━━ Data section
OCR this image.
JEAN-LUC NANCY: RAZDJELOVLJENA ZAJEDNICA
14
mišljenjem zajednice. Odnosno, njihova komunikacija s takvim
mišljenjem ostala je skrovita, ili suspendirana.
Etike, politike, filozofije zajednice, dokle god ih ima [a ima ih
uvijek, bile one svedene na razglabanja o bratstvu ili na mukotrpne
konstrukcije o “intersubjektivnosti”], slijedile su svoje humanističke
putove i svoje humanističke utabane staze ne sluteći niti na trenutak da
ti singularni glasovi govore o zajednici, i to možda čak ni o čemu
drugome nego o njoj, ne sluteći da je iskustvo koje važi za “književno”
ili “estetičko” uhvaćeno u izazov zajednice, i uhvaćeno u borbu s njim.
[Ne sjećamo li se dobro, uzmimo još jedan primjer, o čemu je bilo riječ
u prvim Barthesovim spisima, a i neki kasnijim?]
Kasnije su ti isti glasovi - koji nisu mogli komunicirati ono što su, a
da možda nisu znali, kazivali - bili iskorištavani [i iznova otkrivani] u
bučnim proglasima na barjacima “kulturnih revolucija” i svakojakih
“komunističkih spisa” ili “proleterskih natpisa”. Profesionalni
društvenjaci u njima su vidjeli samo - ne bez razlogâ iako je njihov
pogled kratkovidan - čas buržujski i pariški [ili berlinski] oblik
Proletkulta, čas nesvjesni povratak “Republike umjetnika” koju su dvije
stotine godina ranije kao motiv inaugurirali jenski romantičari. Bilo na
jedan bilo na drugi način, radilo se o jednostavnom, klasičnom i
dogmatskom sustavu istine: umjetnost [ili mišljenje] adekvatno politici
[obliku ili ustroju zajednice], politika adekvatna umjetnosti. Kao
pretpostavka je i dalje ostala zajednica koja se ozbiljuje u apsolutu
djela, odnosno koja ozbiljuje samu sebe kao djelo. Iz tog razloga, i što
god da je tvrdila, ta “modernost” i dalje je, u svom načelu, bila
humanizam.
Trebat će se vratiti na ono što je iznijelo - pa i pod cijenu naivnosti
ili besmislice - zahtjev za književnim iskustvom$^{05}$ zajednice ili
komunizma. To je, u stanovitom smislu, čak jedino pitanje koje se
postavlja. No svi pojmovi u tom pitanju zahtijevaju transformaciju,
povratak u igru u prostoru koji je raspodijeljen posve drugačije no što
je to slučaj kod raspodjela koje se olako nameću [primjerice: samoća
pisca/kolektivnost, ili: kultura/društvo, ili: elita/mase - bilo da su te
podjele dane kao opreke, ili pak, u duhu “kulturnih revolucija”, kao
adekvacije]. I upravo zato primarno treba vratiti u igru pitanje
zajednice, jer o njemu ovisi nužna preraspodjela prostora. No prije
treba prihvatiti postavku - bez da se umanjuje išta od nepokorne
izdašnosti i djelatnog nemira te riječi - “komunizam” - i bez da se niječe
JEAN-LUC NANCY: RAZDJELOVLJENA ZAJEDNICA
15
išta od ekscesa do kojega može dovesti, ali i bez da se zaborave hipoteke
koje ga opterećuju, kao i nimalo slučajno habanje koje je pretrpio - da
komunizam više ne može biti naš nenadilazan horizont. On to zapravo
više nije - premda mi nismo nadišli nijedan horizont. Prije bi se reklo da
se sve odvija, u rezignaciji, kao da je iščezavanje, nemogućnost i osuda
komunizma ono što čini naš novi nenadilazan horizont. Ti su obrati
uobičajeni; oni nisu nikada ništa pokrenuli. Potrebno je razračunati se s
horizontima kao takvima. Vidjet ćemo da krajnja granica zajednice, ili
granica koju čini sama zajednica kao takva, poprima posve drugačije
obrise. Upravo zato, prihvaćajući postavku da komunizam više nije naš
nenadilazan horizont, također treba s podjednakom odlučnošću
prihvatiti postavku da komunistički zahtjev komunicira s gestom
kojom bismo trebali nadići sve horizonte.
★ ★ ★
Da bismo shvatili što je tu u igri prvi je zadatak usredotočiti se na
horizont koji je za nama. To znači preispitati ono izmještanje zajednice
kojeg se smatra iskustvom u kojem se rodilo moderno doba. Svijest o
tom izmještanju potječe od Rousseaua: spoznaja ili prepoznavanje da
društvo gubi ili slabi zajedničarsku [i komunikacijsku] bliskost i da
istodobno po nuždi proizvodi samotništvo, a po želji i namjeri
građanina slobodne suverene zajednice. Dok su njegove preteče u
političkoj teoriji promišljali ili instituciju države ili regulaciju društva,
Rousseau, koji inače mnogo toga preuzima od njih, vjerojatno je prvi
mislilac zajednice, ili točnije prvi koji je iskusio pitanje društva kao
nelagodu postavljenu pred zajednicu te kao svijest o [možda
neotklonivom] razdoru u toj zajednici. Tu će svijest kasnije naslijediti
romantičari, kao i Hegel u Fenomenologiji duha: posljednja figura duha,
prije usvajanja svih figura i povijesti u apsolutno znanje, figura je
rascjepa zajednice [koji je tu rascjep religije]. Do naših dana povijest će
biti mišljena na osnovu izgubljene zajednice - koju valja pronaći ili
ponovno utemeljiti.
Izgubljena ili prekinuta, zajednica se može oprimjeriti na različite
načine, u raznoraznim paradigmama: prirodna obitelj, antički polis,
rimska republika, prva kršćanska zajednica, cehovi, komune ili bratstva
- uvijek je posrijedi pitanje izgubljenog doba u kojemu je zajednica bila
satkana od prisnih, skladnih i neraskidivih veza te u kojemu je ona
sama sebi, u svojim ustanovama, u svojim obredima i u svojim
━━━━
_Requirement:_
Set out every line from the material that contains the string "doba".

_Written solution:_
kojeg se smatra iskustvom u kojem se rodilo moderno doba. Svijest o
- uvijek je posrijedi pitanje izgubljenog doba u kojemu je zajednica bila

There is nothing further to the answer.